Data records:
________

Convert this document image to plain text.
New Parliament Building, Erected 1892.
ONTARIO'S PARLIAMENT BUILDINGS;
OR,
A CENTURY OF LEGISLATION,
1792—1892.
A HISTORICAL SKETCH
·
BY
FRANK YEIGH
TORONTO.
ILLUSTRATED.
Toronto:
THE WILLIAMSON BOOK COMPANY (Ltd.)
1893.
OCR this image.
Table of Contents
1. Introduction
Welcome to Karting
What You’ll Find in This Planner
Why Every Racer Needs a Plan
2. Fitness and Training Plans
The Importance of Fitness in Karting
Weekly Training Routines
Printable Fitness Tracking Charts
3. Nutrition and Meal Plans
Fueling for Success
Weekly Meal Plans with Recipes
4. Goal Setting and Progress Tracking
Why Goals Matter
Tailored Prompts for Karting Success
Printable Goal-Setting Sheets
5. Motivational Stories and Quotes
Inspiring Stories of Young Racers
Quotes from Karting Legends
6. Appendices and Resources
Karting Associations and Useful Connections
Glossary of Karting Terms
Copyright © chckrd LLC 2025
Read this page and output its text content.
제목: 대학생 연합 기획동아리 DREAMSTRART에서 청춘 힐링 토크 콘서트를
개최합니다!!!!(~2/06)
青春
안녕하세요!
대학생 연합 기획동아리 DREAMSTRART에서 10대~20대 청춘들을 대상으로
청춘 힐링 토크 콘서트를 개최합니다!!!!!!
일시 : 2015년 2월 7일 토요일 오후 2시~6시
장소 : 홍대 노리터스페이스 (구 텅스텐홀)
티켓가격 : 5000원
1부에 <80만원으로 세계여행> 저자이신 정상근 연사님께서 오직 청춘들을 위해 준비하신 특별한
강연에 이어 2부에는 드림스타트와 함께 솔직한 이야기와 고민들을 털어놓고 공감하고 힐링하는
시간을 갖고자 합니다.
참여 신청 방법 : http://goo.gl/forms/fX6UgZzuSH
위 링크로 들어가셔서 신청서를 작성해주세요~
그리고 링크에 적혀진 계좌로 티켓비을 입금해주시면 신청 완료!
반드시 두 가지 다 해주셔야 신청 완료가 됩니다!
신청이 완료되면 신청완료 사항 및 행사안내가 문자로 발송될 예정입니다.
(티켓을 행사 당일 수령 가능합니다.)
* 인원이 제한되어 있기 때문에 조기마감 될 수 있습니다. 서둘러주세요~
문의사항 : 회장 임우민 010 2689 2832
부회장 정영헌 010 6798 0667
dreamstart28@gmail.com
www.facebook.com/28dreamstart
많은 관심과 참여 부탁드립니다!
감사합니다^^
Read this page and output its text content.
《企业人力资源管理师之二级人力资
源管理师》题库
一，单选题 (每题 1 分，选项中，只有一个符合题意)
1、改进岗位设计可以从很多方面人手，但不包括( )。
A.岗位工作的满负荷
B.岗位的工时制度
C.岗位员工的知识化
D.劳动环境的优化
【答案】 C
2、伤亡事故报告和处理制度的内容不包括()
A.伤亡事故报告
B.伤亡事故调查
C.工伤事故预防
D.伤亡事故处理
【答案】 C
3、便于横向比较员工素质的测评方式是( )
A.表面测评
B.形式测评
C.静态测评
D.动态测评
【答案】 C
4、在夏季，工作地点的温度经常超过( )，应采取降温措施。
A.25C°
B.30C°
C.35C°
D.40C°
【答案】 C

________

• _TASK TO CARRY OUT_
Copy every line of the entries above in which "image" occurs.

• _RESPONSE_
Convert this document image to plain text.
OCR this image.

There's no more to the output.